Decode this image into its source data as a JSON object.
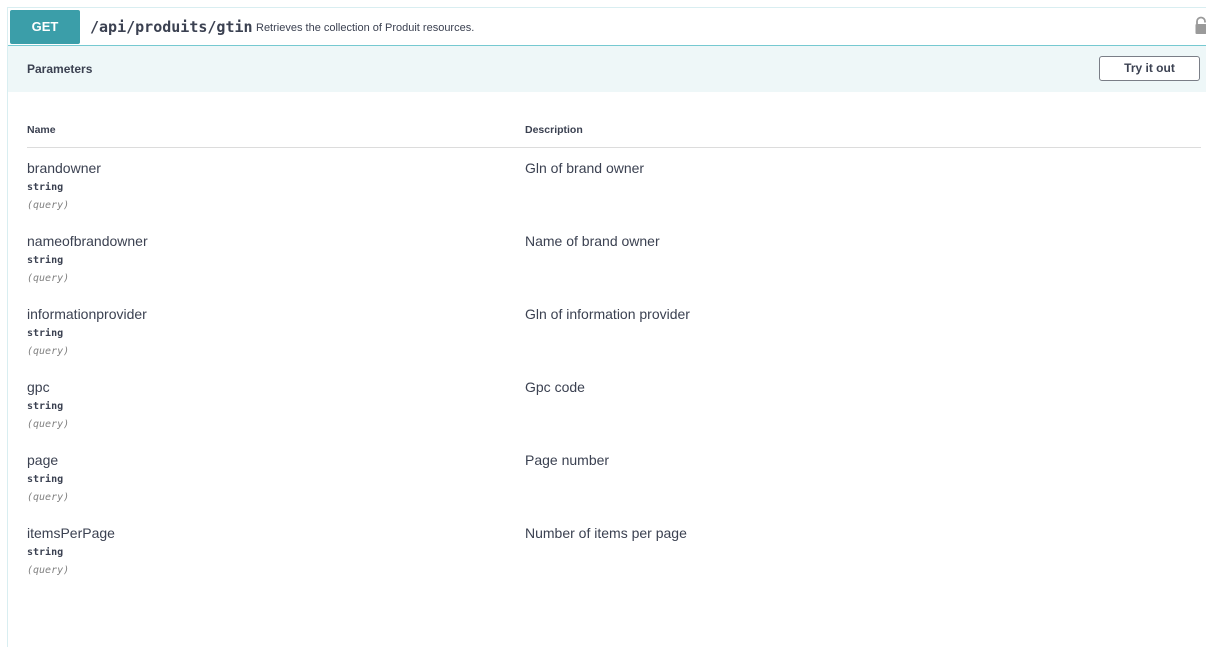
{
  "operation": {
    "method": "GET",
    "path": "/api/produits/gtin",
    "summary": "Retrieves the collection of Produit resources.",
    "lock_icon": "lock-icon"
  },
  "parameters_section": {
    "title": "Parameters",
    "try_button": "Try it out",
    "columns": {
      "name": "Name",
      "description": "Description"
    },
    "params": [
      {
        "name": "brandowner",
        "type": "string",
        "in": "(query)",
        "description": "Gln of brand owner"
      },
      {
        "name": "nameofbrandowner",
        "type": "string",
        "in": "(query)",
        "description": "Name of brand owner"
      },
      {
        "name": "informationprovider",
        "type": "string",
        "in": "(query)",
        "description": "Gln of information provider"
      },
      {
        "name": "gpc",
        "type": "string",
        "in": "(query)",
        "description": "Gpc code"
      },
      {
        "name": "page",
        "type": "string",
        "in": "(query)",
        "description": "Page number"
      },
      {
        "name": "itemsPerPage",
        "type": "string",
        "in": "(query)",
        "description": "Number of items per page"
      }
    ]
  },
  "colors": {
    "method_bg": "#3b9ea9",
    "header_bg": "#eef7f8",
    "border": "#76c9d1",
    "text": "#3b4151"
  }
}
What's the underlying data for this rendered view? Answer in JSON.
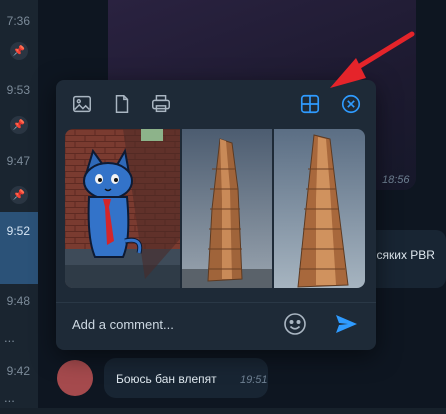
{
  "left_list": {
    "times": [
      "7:36",
      "9:53",
      "9:47",
      "9:52",
      "9:48",
      "9:42"
    ],
    "dots": "..."
  },
  "chat": {
    "media_time": "18:56",
    "side_message_text": "ясяких PBR",
    "bottom_message": {
      "text": "Боюсь бан влепят",
      "time": "19:51"
    }
  },
  "popup": {
    "toolbar": {
      "photo_icon": "image-icon",
      "file_icon": "file-icon",
      "print_icon": "printer-icon",
      "grid_icon": "grid-icon",
      "close_icon": "close-circle-icon"
    },
    "comment_placeholder": "Add a comment...",
    "emoji_icon": "emoji-icon",
    "send_icon": "send-icon"
  },
  "colors": {
    "accent": "#2f9bff",
    "annotation": "#e5242a",
    "active_row": "#2b5278"
  }
}
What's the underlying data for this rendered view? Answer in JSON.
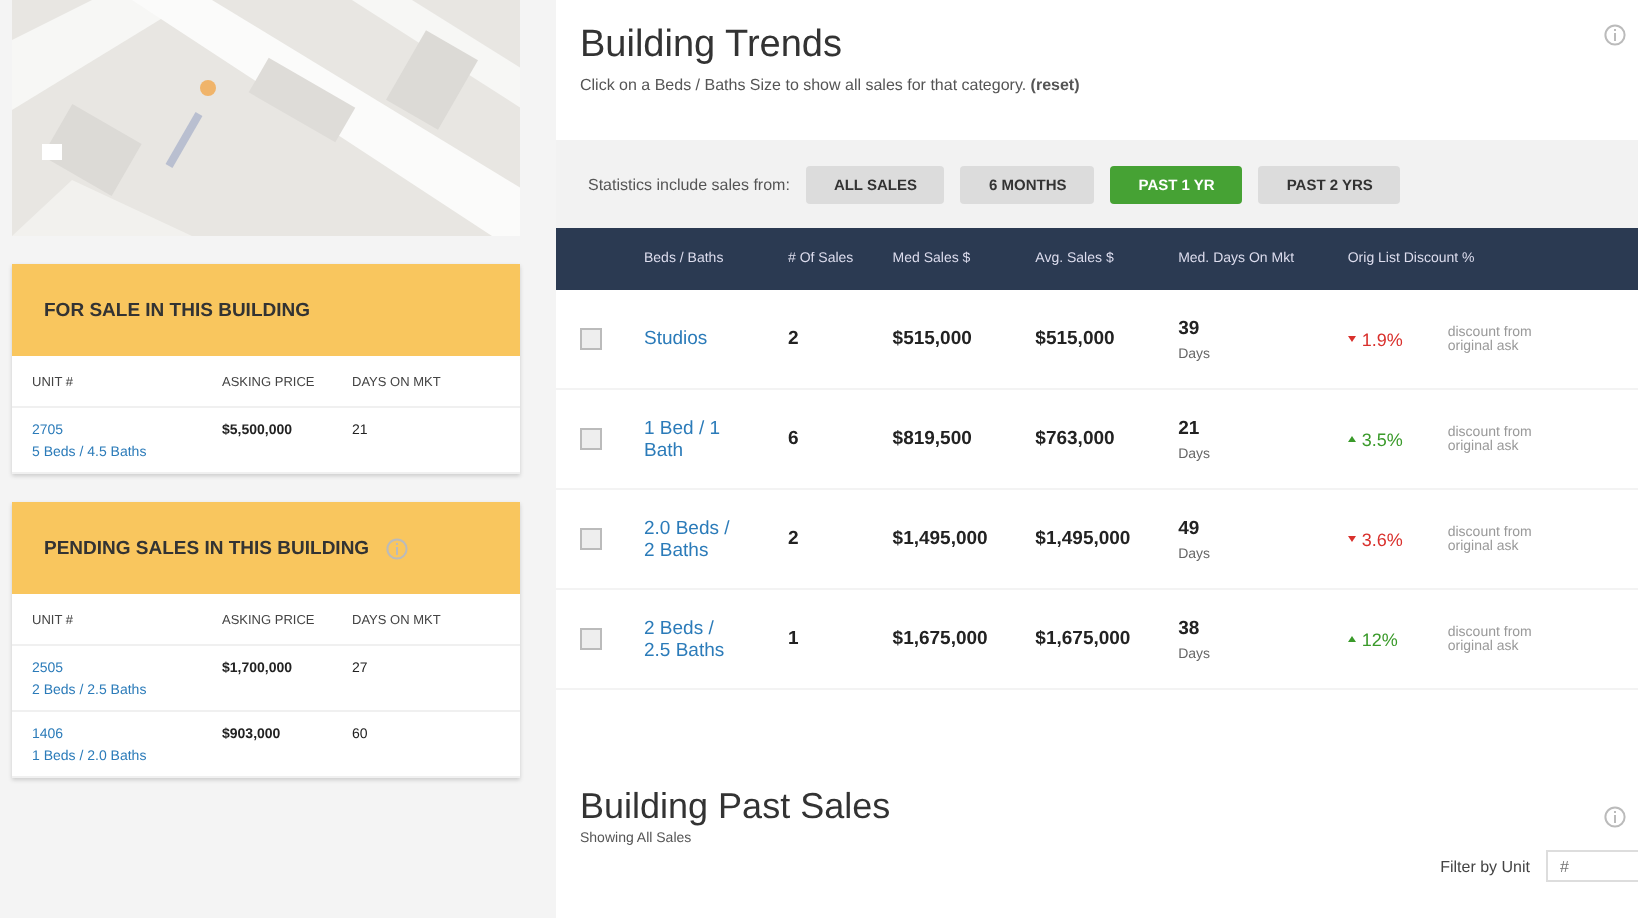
{
  "listing_cards": [
    {
      "title": "FOR SALE IN THIS BUILDING",
      "info_icon": false,
      "columns": [
        "UNIT #",
        "ASKING PRICE",
        "DAYS ON MKT"
      ],
      "rows": [
        {
          "unit": "2705",
          "beds_baths": "5 Beds / 4.5 Baths",
          "price": "$5,500,000",
          "days": "21"
        }
      ]
    },
    {
      "title": "PENDING SALES IN THIS BUILDING",
      "info_icon": true,
      "columns": [
        "UNIT #",
        "ASKING PRICE",
        "DAYS ON MKT"
      ],
      "rows": [
        {
          "unit": "2505",
          "beds_baths": "2 Beds / 2.5 Baths",
          "price": "$1,700,000",
          "days": "27"
        },
        {
          "unit": "1406",
          "beds_baths": "1 Beds / 2.0 Baths",
          "price": "$903,000",
          "days": "60"
        }
      ]
    }
  ],
  "trends": {
    "title": "Building Trends",
    "subtitle": "Click on a Beds / Baths Size to show all sales for that category. **(reset)**",
    "filter_label": "Statistics include sales from:",
    "filters": [
      {
        "label": "ALL SALES",
        "selected": false
      },
      {
        "label": "6 MONTHS",
        "selected": false
      },
      {
        "label": "PAST 1 YR",
        "selected": true
      },
      {
        "label": "PAST 2 YRS",
        "selected": false
      }
    ],
    "columns": [
      "Beds / Baths",
      "# Of Sales",
      "Med Sales $",
      "Avg. Sales $",
      "Med. Days On Mkt",
      "Orig List Discount %"
    ],
    "rows": [
      {
        "checked": false,
        "beds_baths": "Studios",
        "sales": "2",
        "median": "$515,000",
        "average": "$515,000",
        "days": "39",
        "days_unit": "Days",
        "negative": true,
        "discount": "1.9%",
        "note": "discount from original ask"
      },
      {
        "checked": false,
        "beds_baths": "1 Bed / 1 Bath",
        "sales": "6",
        "median": "$819,500",
        "average": "$763,000",
        "days": "21",
        "days_unit": "Days",
        "negative": false,
        "discount": "3.5%",
        "note": "discount from original ask"
      },
      {
        "checked": false,
        "beds_baths": "2.0 Beds / 2 Baths",
        "sales": "2",
        "median": "$1,495,000",
        "average": "$1,495,000",
        "days": "49",
        "days_unit": "Days",
        "negative": true,
        "discount": "3.6%",
        "note": "discount from original ask"
      },
      {
        "checked": false,
        "beds_baths": "2 Beds / 2.5 Baths",
        "sales": "1",
        "median": "$1,675,000",
        "average": "$1,675,000",
        "days": "38",
        "days_unit": "Days",
        "negative": false,
        "discount": "12%",
        "note": "discount from original ask"
      }
    ]
  },
  "past_sales": {
    "title": "Building Past Sales",
    "subtitle": "Showing All Sales",
    "filter_label": "Filter by Unit",
    "filter_placeholder": "#"
  }
}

## [EXERCISE BRIEF]
Transcribe all the data word for word; the images stay out.

## [TASK OUTPUT]
Decode this image into its source data as a JSON object.
{
  "operation": {
    "method": "GET",
    "path": "/api/produits/gtin",
    "summary": "Retrieves the collection of Produit resources.",
    "lock_icon": "lock-icon"
  },
  "parameters_section": {
    "title": "Parameters",
    "try_button": "Try it out",
    "columns": {
      "name": "Name",
      "description": "Description"
    },
    "params": [
      {
        "name": "brandowner",
        "type": "string",
        "in": "(query)",
        "description": "Gln of brand owner"
      },
      {
        "name": "nameofbrandowner",
        "type": "string",
        "in": "(query)",
        "description": "Name of brand owner"
      },
      {
        "name": "informationprovider",
        "type": "string",
        "in": "(query)",
        "description": "Gln of information provider"
      },
      {
        "name": "gpc",
        "type": "string",
        "in": "(query)",
        "description": "Gpc code"
      },
      {
        "name": "page",
        "type": "string",
        "in": "(query)",
        "description": "Page number"
      },
      {
        "name": "itemsPerPage",
        "type": "string",
        "in": "(query)",
        "description": "Number of items per page"
      }
    ]
  },
  "colors": {
    "method_bg": "#3b9ea9",
    "header_bg": "#eef7f8",
    "border": "#76c9d1",
    "text": "#3b4151"
  }
}
What's the underlying data for this rendered view? Answer in JSON.
{
  "left_list": {
    "times": [
      "7:36",
      "9:53",
      "9:47",
      "9:52",
      "9:48",
      "9:42"
    ],
    "dots": "..."
  },
  "chat": {
    "media_time": "18:56",
    "side_message_text": "ясяких PBR",
    "bottom_message": {
      "text": "Боюсь бан влепят",
      "time": "19:51"
    }
  },
  "popup": {
    "toolbar": {
      "photo_icon": "image-icon",
      "file_icon": "file-icon",
      "print_icon": "printer-icon",
      "grid_icon": "grid-icon",
      "close_icon": "close-circle-icon"
    },
    "comment_placeholder": "Add a comment...",
    "emoji_icon": "emoji-icon",
    "send_icon": "send-icon"
  },
  "colors": {
    "accent": "#2f9bff",
    "annotation": "#e5242a",
    "active_row": "#2b5278"
  }
}
What's the underlying data for this rendered view? Answer in JSON.
{
  "listing_cards": [
    {
      "title": "FOR SALE IN THIS BUILDING",
      "info_icon": false,
      "columns": [
        "UNIT #",
        "ASKING PRICE",
        "DAYS ON MKT"
      ],
      "rows": [
        {
          "unit": "2705",
          "beds_baths": "5 Beds / 4.5 Baths",
          "price": "$5,500,000",
          "days": "21"
        }
      ]
    },
    {
      "title": "PENDING SALES IN THIS BUILDING",
      "info_icon": true,
      "columns": [
        "UNIT #",
        "ASKING PRICE",
        "DAYS ON MKT"
      ],
      "rows": [
        {
          "unit": "2505",
          "beds_baths": "2 Beds / 2.5 Baths",
          "price": "$1,700,000",
          "days": "27"
        },
        {
          "unit": "1406",
          "beds_baths": "1 Beds / 2.0 Baths",
          "price": "$903,000",
          "days": "60"
        }
      ]
    }
  ],
  "trends": {
    "title": "Building Trends",
    "subtitle": "Click on a Beds / Baths Size to show all sales for that category. **(reset)**",
    "filter_label": "Statistics include sales from:",
    "filters": [
      {
        "label": "ALL SALES",
        "selected": false
      },
      {
        "label": "6 MONTHS",
        "selected": false
      },
      {
        "label": "PAST 1 YR",
        "selected": true
      },
      {
        "label": "PAST 2 YRS",
        "selected": false
      }
    ],
    "columns": [
      "Beds / Baths",
      "# Of Sales",
      "Med Sales $",
      "Avg. Sales $",
      "Med. Days On Mkt",
      "Orig List Discount %"
    ],
    "rows": [
      {
        "checked": false,
        "beds_baths": "Studios",
        "sales": "2",
        "median": "$515,000",
        "average": "$515,000",
        "days": "39",
        "days_unit": "Days",
        "negative": true,
        "discount": "1.9%",
        "note": "discount from original ask"
      },
      {
        "checked": false,
        "beds_baths": "1 Bed / 1 Bath",
        "sales": "6",
        "median": "$819,500",
        "average": "$763,000",
        "days": "21",
        "days_unit": "Days",
        "negative": false,
        "discount": "3.5%",
        "note": "discount from original ask"
      },
      {
        "checked": false,
        "beds_baths": "2.0 Beds / 2 Baths",
        "sales": "2",
        "median": "$1,495,000",
        "average": "$1,495,000",
        "days": "49",
        "days_unit": "Days",
        "negative": true,
        "discount": "3.6%",
        "note": "discount from original ask"
      },
      {
        "checked": false,
        "beds_baths": "2 Beds / 2.5 Baths",
        "sales": "1",
        "median": "$1,675,000",
        "average": "$1,675,000",
        "days": "38",
        "days_unit": "Days",
        "negative": false,
        "discount": "12%",
        "note": "discount from original ask"
      }
    ]
  },
  "past_sales": {
    "title": "Building Past Sales",
    "subtitle": "Showing All Sales",
    "filter_label": "Filter by Unit",
    "filter_placeholder": "#"
  }
}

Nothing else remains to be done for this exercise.